◆ WORK TO DO:
Quote all entries in full, exactly.

(Stored dataset items)
+ + + + + + +

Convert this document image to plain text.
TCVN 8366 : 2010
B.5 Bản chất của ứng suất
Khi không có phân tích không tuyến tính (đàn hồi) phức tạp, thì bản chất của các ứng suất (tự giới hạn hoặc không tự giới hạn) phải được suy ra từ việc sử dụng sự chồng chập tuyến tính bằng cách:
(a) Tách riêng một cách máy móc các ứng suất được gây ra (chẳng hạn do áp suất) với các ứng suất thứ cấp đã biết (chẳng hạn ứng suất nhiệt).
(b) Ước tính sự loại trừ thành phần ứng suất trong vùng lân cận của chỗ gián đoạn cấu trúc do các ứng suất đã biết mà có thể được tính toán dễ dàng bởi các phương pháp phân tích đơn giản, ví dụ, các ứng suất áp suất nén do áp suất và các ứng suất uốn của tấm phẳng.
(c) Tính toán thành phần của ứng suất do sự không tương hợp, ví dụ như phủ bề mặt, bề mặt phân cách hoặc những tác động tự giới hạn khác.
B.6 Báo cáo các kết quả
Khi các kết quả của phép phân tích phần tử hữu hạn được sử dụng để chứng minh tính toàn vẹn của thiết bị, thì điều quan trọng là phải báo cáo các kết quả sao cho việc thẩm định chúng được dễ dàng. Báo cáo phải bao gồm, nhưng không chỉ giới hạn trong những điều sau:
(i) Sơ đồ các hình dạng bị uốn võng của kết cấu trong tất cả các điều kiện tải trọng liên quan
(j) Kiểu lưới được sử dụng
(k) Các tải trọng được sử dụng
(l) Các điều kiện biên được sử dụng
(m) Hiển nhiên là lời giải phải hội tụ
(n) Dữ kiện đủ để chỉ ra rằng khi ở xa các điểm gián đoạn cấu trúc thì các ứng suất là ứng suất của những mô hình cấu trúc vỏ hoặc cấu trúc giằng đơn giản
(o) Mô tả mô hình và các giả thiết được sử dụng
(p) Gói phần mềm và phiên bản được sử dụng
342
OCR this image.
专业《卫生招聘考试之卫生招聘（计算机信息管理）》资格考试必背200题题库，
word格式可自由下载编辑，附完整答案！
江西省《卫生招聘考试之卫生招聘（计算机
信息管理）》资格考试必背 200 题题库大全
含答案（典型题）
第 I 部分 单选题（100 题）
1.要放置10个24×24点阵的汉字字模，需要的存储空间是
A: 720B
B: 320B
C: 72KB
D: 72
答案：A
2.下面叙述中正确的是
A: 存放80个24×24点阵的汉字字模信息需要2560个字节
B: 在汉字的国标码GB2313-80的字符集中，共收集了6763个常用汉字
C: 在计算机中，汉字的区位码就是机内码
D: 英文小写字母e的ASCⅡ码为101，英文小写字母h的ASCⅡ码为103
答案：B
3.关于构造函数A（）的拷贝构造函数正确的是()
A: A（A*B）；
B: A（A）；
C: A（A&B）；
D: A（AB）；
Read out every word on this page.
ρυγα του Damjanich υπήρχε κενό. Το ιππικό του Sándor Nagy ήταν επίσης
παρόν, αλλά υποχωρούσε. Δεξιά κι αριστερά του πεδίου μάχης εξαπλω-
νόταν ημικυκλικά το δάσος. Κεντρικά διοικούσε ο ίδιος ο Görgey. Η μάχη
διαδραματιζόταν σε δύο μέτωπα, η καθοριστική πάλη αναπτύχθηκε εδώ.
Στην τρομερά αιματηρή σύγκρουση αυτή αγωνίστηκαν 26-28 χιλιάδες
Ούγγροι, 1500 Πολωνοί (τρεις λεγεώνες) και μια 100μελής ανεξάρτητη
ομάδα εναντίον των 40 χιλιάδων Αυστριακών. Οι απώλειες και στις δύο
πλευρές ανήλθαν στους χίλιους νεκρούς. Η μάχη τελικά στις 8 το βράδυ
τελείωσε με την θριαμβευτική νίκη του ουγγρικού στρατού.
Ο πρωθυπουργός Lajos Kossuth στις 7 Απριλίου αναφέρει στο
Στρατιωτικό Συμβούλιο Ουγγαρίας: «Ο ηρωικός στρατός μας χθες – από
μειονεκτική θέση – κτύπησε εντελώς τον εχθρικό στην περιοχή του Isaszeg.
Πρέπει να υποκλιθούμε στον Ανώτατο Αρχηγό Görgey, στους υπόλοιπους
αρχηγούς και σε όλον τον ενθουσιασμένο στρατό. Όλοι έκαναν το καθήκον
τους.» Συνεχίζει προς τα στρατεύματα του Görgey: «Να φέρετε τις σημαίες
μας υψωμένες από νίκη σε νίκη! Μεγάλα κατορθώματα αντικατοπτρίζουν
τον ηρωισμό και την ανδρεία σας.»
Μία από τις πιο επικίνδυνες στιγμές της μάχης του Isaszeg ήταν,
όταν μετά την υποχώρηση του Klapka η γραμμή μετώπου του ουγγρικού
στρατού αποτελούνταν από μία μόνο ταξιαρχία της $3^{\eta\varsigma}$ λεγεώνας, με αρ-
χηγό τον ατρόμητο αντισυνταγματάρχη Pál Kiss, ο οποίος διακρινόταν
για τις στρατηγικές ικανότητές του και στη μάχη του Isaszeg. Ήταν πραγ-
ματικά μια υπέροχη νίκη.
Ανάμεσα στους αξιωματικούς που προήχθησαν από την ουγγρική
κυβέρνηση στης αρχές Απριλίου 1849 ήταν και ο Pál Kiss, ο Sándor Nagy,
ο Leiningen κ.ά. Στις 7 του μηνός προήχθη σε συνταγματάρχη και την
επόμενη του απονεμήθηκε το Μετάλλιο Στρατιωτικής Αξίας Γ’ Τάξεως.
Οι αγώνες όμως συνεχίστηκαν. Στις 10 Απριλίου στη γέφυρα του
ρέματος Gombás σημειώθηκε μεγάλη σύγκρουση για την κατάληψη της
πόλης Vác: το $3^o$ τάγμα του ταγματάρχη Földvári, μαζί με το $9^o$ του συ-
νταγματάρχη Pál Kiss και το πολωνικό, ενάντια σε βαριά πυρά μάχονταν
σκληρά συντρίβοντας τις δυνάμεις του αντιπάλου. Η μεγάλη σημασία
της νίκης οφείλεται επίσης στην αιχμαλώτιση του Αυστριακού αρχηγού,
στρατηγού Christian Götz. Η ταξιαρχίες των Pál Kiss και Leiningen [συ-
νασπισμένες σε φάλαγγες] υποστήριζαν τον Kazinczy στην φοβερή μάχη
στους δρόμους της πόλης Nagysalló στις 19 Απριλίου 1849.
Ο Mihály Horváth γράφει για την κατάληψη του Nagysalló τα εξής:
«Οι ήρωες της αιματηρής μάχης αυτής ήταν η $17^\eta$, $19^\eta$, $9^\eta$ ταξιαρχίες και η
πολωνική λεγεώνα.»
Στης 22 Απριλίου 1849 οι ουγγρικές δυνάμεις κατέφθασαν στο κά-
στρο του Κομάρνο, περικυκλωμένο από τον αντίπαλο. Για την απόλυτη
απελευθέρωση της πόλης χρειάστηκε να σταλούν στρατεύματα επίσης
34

+ + + + + + +

◆ SOLUTION TO THE EXERCISE:
Convert this document image to plain text.
TCVN 8366 : 2010
B.5 Bản chất của ứng suất
Khi không có phân tích không tuyến tính (đàn hồi) phức tạp, thì bản chất của các ứng suất (tự giới hạn hoặc không tự giới hạn) phải được suy ra từ việc sử dụng sự chồng chập tuyến tính bằng cách:
(a) Tách riêng một cách máy móc các ứng suất được gây ra (chẳng hạn do áp suất) với các ứng suất thứ cấp đã biết (chẳng hạn ứng suất nhiệt).
(b) Ước tính sự loại trừ thành phần ứng suất trong vùng lân cận của chỗ gián đoạn cấu trúc do các ứng suất đã biết mà có thể được tính toán dễ dàng bởi các phương pháp phân tích đơn giản, ví dụ, các ứng suất áp suất nén do áp suất và các ứng suất uốn của tấm phẳng.
(c) Tính toán thành phần của ứng suất do sự không tương hợp, ví dụ như phủ bề mặt, bề mặt phân cách hoặc những tác động tự giới hạn khác.
B.6 Báo cáo các kết quả
Khi các kết quả của phép phân tích phần tử hữu hạn được sử dụng để chứng minh tính toàn vẹn của thiết bị, thì điều quan trọng là phải báo cáo các kết quả sao cho việc thẩm định chúng được dễ dàng. Báo cáo phải bao gồm, nhưng không chỉ giới hạn trong những điều sau:
(i) Sơ đồ các hình dạng bị uốn võng của kết cấu trong tất cả các điều kiện tải trọng liên quan
(j) Kiểu lưới được sử dụng
(k) Các tải trọng được sử dụng
(l) Các điều kiện biên được sử dụng
(m) Hiển nhiên là lời giải phải hội tụ
(n) Dữ kiện đủ để chỉ ra rằng khi ở xa các điểm gián đoạn cấu trúc thì các ứng suất là ứng suất của những mô hình cấu trúc vỏ hoặc cấu trúc giằng đơn giản
(o) Mô tả mô hình và các giả thiết được sử dụng
(p) Gói phần mềm và phiên bản được sử dụng
342
OCR this image.
专业《卫生招聘考试之卫生招聘（计算机信息管理）》资格考试必背200题题库，
word格式可自由下载编辑，附完整答案！
江西省《卫生招聘考试之卫生招聘（计算机
信息管理）》资格考试必背 200 题题库大全
含答案（典型题）
第 I 部分 单选题（100 题）
1.要放置10个24×24点阵的汉字字模，需要的存储空间是
A: 720B
B: 320B
C: 72KB
D: 72
答案：A
2.下面叙述中正确的是
A: 存放80个24×24点阵的汉字字模信息需要2560个字节
B: 在汉字的国标码GB2313-80的字符集中，共收集了6763个常用汉字
C: 在计算机中，汉字的区位码就是机内码
D: 英文小写字母e的ASCⅡ码为101，英文小写字母h的ASCⅡ码为103
答案：B
3.关于构造函数A（）的拷贝构造函数正确的是()
A: A（A*B）；
B: A（A）；
C: A（A&B）；
D: A（AB）；
Read out every word on this page.
ρυγα του Damjanich υπήρχε κενό. Το ιππικό του Sándor Nagy ήταν επίσης
παρόν, αλλά υποχωρούσε. Δεξιά κι αριστερά του πεδίου μάχης εξαπλω-
νόταν ημικυκλικά το δάσος. Κεντρικά διοικούσε ο ίδιος ο Görgey. Η μάχη
διαδραματιζόταν σε δύο μέτωπα, η καθοριστική πάλη αναπτύχθηκε εδώ.
Στην τρομερά αιματηρή σύγκρουση αυτή αγωνίστηκαν 26-28 χιλιάδες
Ούγγροι, 1500 Πολωνοί (τρεις λεγεώνες) και μια 100μελής ανεξάρτητη
ομάδα εναντίον των 40 χιλιάδων Αυστριακών. Οι απώλειες και στις δύο
πλευρές ανήλθαν στους χίλιους νεκρούς. Η μάχη τελικά στις 8 το βράδυ
τελείωσε με την θριαμβευτική νίκη του ουγγρικού στρατού.
Ο πρωθυπουργός Lajos Kossuth στις 7 Απριλίου αναφέρει στο
Στρατιωτικό Συμβούλιο Ουγγαρίας: «Ο ηρωικός στρατός μας χθες – από
μειονεκτική θέση – κτύπησε εντελώς τον εχθρικό στην περιοχή του Isaszeg.
Πρέπει να υποκλιθούμε στον Ανώτατο Αρχηγό Görgey, στους υπόλοιπους
αρχηγούς και σε όλον τον ενθουσιασμένο στρατό. Όλοι έκαναν το καθήκον
τους.» Συνεχίζει προς τα στρατεύματα του Görgey: «Να φέρετε τις σημαίες
μας υψωμένες από νίκη σε νίκη! Μεγάλα κατορθώματα αντικατοπτρίζουν
τον ηρωισμό και την ανδρεία σας.»
Μία από τις πιο επικίνδυνες στιγμές της μάχης του Isaszeg ήταν,
όταν μετά την υποχώρηση του Klapka η γραμμή μετώπου του ουγγρικού
στρατού αποτελούνταν από μία μόνο ταξιαρχία της $3^{\eta\varsigma}$ λεγεώνας, με αρ-
χηγό τον ατρόμητο αντισυνταγματάρχη Pál Kiss, ο οποίος διακρινόταν
για τις στρατηγικές ικανότητές του και στη μάχη του Isaszeg. Ήταν πραγ-
ματικά μια υπέροχη νίκη.
Ανάμεσα στους αξιωματικούς που προήχθησαν από την ουγγρική
κυβέρνηση στης αρχές Απριλίου 1849 ήταν και ο Pál Kiss, ο Sándor Nagy,
ο Leiningen κ.ά. Στις 7 του μηνός προήχθη σε συνταγματάρχη και την
επόμενη του απονεμήθηκε το Μετάλλιο Στρατιωτικής Αξίας Γ’ Τάξεως.
Οι αγώνες όμως συνεχίστηκαν. Στις 10 Απριλίου στη γέφυρα του
ρέματος Gombás σημειώθηκε μεγάλη σύγκρουση για την κατάληψη της
πόλης Vác: το $3^o$ τάγμα του ταγματάρχη Földvári, μαζί με το $9^o$ του συ-
νταγματάρχη Pál Kiss και το πολωνικό, ενάντια σε βαριά πυρά μάχονταν
σκληρά συντρίβοντας τις δυνάμεις του αντιπάλου. Η μεγάλη σημασία
της νίκης οφείλεται επίσης στην αιχμαλώτιση του Αυστριακού αρχηγού,
στρατηγού Christian Götz. Η ταξιαρχίες των Pál Kiss και Leiningen [συ-
νασπισμένες σε φάλαγγες] υποστήριζαν τον Kazinczy στην φοβερή μάχη
στους δρόμους της πόλης Nagysalló στις 19 Απριλίου 1849.
Ο Mihály Horváth γράφει για την κατάληψη του Nagysalló τα εξής:
«Οι ήρωες της αιματηρής μάχης αυτής ήταν η $17^\eta$, $19^\eta$, $9^\eta$ ταξιαρχίες και η
πολωνική λεγεώνα.»
Στης 22 Απριλίου 1849 οι ουγγρικές δυνάμεις κατέφθασαν στο κά-
στρο του Κομάρνο, περικυκλωμένο από τον αντίπαλο. Για την απόλυτη
απελευθέρωση της πόλης χρειάστηκε να σταλούν στρατεύματα επίσης
34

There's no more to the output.